PROBLEM REQUIREMENTS: Reply with nothing except the number of lines that contain the word "colors".

LISTED RECORDS:
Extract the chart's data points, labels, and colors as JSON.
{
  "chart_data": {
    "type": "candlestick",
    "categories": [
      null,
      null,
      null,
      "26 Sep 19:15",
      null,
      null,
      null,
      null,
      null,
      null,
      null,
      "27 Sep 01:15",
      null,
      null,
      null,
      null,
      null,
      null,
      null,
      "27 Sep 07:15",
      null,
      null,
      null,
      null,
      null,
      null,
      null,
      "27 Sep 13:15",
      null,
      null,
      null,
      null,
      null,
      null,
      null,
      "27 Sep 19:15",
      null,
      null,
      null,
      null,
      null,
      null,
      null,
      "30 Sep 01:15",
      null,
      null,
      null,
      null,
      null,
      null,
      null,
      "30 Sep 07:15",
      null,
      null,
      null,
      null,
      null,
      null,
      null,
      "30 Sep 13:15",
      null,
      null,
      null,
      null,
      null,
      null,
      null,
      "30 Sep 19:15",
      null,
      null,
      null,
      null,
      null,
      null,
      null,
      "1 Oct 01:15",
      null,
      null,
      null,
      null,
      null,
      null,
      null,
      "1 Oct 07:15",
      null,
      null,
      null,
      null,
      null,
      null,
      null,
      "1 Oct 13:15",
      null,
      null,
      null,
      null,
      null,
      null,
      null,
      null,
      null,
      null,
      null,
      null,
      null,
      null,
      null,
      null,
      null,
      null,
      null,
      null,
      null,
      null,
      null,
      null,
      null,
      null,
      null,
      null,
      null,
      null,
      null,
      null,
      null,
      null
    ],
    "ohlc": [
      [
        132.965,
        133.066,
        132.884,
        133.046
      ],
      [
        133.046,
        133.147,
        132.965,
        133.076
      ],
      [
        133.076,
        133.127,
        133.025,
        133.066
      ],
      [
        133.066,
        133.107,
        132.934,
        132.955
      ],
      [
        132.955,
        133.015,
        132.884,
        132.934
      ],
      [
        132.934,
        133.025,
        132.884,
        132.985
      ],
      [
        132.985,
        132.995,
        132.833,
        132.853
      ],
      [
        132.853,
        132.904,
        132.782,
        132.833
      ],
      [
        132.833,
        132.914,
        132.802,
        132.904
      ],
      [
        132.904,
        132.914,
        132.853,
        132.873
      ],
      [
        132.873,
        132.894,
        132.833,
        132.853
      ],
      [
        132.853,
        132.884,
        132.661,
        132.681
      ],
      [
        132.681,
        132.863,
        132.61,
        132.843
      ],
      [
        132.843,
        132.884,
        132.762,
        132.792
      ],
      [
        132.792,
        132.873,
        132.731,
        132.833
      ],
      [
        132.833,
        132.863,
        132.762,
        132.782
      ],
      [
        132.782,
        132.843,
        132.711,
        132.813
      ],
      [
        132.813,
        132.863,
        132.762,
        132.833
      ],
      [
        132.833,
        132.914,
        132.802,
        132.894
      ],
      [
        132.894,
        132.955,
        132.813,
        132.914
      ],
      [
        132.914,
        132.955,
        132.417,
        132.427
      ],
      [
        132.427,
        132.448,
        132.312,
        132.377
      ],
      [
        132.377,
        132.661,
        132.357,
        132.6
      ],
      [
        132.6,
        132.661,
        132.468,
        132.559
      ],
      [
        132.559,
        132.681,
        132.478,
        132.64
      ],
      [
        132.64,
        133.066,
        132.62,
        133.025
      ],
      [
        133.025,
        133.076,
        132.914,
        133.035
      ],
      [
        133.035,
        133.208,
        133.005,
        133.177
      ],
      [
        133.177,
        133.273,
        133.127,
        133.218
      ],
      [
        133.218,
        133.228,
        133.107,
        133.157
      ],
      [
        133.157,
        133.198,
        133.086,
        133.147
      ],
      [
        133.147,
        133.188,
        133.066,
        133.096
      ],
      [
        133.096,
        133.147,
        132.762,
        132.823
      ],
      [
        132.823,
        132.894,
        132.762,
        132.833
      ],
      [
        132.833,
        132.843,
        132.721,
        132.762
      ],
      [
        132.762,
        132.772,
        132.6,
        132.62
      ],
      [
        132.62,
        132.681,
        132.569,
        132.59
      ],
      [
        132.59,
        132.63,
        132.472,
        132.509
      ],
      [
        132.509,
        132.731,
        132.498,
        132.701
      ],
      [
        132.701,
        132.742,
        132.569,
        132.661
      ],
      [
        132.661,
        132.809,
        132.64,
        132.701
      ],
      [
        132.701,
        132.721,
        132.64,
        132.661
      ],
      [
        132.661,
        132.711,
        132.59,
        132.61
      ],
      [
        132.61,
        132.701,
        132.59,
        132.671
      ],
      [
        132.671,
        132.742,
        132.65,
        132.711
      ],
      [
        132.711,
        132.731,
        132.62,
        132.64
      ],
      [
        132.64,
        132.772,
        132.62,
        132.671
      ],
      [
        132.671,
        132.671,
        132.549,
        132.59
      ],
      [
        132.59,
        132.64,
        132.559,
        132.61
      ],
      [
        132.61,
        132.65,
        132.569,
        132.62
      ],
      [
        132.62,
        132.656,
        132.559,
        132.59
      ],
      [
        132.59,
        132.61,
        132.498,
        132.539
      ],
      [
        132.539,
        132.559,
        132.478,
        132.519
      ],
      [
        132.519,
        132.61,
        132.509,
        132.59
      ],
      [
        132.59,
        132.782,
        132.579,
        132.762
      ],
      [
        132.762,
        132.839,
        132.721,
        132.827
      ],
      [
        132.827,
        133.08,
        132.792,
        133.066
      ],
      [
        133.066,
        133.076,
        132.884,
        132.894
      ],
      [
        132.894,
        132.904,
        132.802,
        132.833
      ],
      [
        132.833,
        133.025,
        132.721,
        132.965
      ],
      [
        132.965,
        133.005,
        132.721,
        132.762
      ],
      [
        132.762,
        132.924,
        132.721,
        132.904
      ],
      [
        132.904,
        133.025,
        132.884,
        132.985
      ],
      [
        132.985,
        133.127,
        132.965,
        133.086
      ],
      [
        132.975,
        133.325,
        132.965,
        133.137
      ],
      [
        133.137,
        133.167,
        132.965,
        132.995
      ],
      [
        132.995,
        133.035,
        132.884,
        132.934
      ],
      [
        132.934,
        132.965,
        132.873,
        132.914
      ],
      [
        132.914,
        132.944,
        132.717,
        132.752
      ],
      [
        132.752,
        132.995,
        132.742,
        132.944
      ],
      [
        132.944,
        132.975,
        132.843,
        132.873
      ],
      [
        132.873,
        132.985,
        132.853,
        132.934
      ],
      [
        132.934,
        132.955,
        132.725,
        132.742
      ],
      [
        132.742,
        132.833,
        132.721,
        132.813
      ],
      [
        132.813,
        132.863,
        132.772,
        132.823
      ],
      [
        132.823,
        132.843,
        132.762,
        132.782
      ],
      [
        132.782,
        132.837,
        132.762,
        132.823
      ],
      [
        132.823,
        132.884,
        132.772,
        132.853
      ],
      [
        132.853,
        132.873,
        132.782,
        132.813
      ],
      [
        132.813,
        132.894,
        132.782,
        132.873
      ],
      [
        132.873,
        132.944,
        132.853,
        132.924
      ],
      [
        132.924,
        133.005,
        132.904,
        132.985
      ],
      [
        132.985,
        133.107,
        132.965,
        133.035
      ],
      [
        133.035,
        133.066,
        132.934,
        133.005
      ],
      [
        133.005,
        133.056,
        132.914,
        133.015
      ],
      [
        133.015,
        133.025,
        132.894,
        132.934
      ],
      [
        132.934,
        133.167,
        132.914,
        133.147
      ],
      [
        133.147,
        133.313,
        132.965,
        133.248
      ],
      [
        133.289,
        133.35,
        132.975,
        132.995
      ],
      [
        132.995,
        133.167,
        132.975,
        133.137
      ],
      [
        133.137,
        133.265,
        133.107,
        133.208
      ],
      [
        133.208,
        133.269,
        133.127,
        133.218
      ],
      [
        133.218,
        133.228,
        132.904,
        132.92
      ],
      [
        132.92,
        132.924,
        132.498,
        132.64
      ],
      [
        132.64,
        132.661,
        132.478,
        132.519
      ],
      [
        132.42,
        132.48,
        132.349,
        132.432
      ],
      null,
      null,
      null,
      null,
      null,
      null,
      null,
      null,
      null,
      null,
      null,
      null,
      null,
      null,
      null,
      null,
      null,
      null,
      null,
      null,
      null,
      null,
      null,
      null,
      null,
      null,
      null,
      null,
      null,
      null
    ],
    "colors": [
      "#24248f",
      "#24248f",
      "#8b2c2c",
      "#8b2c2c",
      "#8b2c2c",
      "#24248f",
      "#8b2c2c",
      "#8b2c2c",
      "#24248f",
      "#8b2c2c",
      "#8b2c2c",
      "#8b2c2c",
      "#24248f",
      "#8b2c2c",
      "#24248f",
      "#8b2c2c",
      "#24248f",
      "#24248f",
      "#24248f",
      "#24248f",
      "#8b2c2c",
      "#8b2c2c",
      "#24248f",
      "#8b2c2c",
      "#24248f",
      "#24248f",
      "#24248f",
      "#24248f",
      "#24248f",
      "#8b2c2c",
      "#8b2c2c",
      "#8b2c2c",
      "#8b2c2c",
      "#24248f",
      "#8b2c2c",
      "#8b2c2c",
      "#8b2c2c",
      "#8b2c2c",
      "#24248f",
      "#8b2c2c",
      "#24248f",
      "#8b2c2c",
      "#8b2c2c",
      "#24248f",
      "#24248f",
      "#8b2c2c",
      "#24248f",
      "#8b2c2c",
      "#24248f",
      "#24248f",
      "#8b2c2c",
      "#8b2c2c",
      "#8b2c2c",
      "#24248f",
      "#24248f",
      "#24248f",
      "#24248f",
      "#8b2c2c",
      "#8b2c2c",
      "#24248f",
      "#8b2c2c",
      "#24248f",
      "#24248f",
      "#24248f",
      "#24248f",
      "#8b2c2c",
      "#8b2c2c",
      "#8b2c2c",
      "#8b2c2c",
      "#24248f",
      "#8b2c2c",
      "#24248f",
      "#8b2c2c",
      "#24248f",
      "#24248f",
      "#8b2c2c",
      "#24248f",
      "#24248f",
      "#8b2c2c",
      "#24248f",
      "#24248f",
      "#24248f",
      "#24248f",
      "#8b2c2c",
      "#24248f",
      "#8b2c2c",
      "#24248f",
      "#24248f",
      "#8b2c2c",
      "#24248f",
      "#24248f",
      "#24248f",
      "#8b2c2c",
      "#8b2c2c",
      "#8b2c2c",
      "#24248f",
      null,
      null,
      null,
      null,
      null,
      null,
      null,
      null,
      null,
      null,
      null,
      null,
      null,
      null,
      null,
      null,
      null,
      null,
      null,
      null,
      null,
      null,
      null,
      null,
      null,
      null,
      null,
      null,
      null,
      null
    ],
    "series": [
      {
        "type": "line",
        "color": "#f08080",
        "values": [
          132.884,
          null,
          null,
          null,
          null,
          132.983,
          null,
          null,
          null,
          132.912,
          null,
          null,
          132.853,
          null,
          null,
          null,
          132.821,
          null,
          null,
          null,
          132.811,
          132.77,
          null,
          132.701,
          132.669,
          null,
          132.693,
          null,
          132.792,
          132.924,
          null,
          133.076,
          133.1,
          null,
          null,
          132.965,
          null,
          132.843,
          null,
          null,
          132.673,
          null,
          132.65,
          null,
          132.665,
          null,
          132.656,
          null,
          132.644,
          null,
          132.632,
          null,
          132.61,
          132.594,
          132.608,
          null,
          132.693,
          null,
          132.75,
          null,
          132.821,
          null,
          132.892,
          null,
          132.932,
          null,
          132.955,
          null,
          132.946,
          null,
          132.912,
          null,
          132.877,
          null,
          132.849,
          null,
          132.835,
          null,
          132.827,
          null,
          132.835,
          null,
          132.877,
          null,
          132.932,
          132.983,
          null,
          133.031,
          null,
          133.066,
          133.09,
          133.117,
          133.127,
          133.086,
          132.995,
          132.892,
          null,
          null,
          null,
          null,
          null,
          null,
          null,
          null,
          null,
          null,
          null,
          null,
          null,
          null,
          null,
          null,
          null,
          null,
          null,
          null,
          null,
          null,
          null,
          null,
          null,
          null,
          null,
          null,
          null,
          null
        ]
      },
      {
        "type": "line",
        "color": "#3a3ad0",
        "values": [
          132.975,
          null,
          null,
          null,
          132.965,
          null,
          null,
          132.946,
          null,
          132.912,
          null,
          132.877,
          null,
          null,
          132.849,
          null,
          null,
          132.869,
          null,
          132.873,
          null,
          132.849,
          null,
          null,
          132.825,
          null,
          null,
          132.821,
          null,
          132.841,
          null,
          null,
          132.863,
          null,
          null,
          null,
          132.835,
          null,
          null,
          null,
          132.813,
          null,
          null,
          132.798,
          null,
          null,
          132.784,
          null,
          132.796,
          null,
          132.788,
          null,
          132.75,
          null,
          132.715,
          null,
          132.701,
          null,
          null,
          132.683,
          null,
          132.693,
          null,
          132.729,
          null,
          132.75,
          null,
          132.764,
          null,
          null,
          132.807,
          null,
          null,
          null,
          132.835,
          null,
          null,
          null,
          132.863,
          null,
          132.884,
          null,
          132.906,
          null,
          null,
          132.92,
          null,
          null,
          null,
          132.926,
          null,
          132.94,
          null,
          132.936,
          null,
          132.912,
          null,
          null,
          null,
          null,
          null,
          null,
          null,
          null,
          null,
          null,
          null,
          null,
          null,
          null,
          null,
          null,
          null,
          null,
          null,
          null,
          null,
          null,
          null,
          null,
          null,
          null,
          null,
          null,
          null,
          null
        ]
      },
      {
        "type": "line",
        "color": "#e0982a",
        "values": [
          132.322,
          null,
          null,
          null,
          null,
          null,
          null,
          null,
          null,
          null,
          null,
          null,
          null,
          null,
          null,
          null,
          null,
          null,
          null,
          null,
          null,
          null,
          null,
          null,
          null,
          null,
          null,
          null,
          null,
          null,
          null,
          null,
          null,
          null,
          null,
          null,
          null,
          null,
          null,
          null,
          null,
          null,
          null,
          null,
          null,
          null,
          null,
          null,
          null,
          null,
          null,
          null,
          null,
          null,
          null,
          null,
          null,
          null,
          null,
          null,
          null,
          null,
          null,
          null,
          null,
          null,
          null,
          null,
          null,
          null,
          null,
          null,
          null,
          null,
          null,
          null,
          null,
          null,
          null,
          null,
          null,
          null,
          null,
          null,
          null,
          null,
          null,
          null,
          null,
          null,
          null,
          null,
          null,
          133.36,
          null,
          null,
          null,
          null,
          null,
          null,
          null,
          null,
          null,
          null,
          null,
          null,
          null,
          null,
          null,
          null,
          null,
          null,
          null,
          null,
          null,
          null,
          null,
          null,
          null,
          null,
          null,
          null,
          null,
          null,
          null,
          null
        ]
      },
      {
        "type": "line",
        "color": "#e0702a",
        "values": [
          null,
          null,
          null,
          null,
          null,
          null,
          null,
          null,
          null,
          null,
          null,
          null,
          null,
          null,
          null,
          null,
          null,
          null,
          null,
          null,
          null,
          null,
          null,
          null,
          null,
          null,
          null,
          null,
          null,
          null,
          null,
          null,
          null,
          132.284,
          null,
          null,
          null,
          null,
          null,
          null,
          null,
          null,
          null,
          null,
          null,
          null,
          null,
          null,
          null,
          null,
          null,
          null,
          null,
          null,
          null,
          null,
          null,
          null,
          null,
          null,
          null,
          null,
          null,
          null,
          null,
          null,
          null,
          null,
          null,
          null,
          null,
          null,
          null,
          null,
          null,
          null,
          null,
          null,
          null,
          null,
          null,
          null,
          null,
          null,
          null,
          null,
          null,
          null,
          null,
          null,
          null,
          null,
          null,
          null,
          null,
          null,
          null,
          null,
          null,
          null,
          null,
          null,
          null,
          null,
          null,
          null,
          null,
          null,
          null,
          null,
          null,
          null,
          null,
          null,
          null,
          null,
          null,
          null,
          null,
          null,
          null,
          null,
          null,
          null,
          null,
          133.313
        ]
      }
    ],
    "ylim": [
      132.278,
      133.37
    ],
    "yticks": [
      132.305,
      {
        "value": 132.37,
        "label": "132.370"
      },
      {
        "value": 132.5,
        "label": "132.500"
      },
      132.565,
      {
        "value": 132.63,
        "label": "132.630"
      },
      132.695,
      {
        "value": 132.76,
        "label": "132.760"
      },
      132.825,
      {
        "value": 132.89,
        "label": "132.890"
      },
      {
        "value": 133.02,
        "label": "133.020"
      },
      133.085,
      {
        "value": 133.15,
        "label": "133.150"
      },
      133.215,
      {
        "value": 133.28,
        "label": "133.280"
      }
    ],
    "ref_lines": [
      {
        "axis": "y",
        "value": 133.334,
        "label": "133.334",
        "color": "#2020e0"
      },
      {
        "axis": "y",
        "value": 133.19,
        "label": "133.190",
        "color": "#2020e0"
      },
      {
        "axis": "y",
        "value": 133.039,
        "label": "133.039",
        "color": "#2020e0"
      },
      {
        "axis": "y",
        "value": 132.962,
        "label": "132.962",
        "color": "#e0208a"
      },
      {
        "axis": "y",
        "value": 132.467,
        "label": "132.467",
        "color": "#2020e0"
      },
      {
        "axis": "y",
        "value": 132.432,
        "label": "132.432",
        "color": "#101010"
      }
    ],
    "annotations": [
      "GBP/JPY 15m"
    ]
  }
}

THE REPLY: 2